(Data entries)
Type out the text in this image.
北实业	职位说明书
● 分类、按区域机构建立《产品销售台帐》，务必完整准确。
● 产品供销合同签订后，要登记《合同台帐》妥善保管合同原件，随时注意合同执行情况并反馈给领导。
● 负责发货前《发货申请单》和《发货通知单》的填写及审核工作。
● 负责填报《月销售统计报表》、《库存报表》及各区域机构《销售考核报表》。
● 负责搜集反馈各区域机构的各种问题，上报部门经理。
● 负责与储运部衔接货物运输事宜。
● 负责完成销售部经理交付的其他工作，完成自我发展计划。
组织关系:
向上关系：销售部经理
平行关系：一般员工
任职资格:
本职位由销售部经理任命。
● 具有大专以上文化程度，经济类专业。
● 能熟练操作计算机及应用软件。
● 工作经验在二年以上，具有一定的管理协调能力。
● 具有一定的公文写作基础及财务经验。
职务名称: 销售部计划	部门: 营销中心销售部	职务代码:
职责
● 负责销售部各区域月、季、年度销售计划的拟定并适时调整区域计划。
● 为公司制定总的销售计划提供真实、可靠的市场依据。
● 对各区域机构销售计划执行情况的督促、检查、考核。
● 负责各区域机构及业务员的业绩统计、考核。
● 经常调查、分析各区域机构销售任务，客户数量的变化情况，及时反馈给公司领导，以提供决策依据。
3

Exercise — Print the records above exactly as they appear.

Output for this task —
Type out the text in this image.
北实业	职位说明书
● 分类、按区域机构建立《产品销售台帐》，务必完整准确。
● 产品供销合同签订后，要登记《合同台帐》妥善保管合同原件，随时注意合同执行情况并反馈给领导。
● 负责发货前《发货申请单》和《发货通知单》的填写及审核工作。
● 负责填报《月销售统计报表》、《库存报表》及各区域机构《销售考核报表》。
● 负责搜集反馈各区域机构的各种问题，上报部门经理。
● 负责与储运部衔接货物运输事宜。
● 负责完成销售部经理交付的其他工作，完成自我发展计划。
组织关系:
向上关系：销售部经理
平行关系：一般员工
任职资格:
本职位由销售部经理任命。
● 具有大专以上文化程度，经济类专业。
● 能熟练操作计算机及应用软件。
● 工作经验在二年以上，具有一定的管理协调能力。
● 具有一定的公文写作基础及财务经验。
职务名称: 销售部计划	部门: 营销中心销售部	职务代码:
职责
● 负责销售部各区域月、季、年度销售计划的拟定并适时调整区域计划。
● 为公司制定总的销售计划提供真实、可靠的市场依据。
● 对各区域机构销售计划执行情况的督促、检查、考核。
● 负责各区域机构及业务员的业绩统计、考核。
● 经常调查、分析各区域机构销售任务，客户数量的变化情况，及时反馈给公司领导，以提供决策依据。
3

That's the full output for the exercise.